begin

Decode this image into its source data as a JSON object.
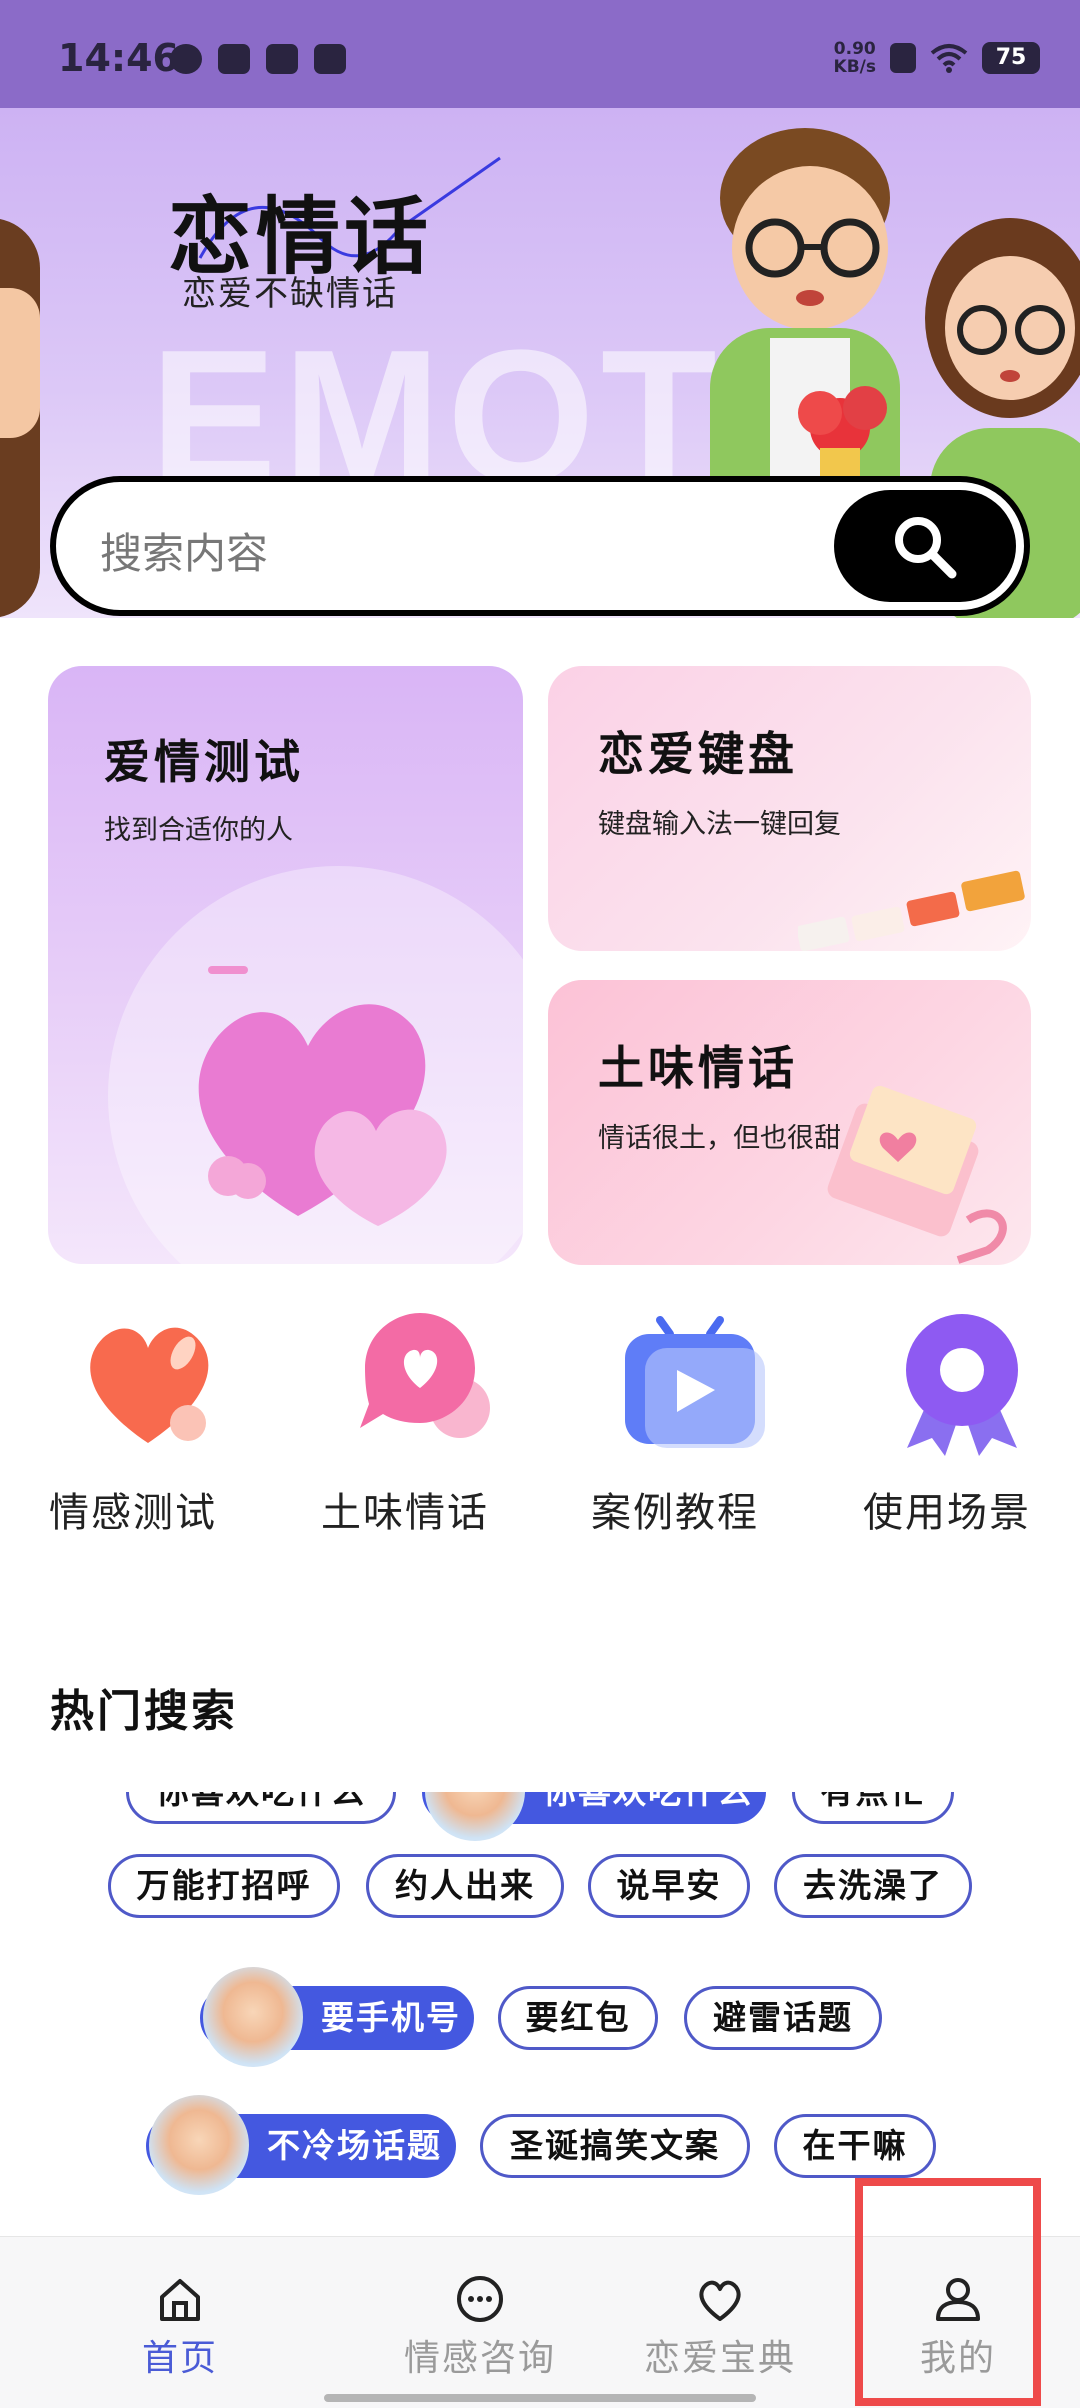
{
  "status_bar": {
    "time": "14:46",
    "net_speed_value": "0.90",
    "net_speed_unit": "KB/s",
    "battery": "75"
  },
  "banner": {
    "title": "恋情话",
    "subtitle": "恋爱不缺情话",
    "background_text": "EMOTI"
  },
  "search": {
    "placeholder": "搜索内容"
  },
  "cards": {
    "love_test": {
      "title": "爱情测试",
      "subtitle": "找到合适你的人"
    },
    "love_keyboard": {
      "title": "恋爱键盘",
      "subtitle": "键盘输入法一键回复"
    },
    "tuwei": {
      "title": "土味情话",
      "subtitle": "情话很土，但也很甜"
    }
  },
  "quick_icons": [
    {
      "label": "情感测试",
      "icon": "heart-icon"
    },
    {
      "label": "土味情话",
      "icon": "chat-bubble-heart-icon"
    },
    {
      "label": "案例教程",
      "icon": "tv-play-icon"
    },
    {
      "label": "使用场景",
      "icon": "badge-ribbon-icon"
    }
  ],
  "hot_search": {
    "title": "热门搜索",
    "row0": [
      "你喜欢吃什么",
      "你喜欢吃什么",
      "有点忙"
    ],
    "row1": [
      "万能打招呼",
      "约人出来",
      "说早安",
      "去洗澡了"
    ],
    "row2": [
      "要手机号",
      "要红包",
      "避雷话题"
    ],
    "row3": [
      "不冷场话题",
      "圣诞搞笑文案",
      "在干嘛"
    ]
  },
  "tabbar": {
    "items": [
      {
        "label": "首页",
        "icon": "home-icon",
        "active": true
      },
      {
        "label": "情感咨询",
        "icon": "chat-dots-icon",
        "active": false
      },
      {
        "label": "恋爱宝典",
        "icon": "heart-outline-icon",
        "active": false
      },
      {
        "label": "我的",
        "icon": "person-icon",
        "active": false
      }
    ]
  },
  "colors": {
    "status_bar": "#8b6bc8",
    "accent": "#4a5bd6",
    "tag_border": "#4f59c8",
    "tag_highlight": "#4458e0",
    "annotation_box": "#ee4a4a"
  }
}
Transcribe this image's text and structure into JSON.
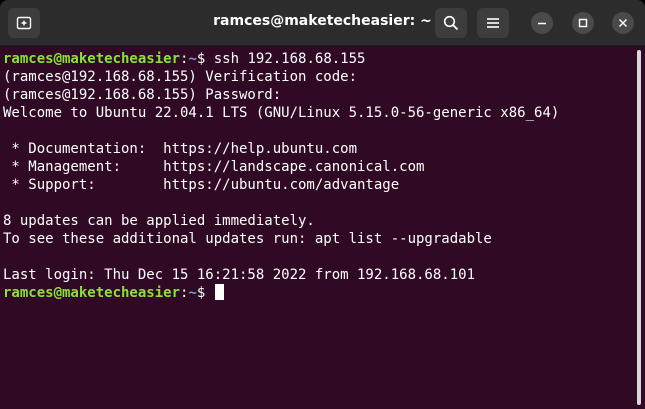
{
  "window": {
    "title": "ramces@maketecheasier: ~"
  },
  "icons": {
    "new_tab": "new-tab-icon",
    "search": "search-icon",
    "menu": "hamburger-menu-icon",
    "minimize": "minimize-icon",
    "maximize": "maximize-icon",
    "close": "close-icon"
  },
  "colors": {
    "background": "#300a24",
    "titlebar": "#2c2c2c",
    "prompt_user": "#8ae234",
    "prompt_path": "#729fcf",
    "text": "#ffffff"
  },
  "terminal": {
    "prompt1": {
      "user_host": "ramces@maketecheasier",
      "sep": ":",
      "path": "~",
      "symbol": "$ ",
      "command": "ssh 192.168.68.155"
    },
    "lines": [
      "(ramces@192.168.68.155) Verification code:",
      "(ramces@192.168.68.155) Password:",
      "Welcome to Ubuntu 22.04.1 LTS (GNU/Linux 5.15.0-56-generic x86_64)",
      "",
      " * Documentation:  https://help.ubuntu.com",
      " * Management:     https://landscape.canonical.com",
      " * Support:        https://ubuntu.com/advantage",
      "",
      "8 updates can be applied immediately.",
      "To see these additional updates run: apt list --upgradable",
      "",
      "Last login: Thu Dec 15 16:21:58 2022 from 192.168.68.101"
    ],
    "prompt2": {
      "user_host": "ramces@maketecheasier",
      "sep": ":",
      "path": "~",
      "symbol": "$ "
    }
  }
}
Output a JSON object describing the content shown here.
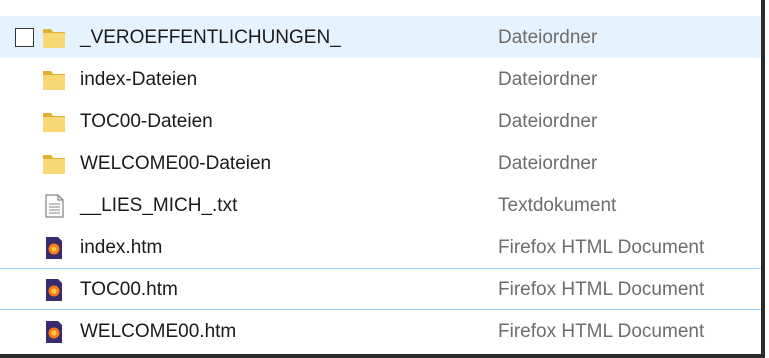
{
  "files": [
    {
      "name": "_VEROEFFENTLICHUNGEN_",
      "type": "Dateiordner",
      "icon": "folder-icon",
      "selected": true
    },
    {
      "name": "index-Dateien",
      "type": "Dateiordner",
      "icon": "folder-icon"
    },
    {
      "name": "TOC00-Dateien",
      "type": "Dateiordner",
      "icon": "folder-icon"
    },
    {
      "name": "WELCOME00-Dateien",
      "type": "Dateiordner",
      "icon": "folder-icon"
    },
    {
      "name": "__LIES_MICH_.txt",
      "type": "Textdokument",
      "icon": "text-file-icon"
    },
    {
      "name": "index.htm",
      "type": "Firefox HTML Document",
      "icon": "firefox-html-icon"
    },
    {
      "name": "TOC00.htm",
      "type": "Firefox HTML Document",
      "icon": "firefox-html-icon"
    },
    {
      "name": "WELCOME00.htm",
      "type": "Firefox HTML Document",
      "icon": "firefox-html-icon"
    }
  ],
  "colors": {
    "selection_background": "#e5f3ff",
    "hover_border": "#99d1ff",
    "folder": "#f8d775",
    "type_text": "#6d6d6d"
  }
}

end

[Problem details]: Leave out every line without the string "updates" and copy the rest.

[Response to this exercise]:
      "8 updates can be applied immediately.",
      "To see these additional updates run: apt list --upgradable",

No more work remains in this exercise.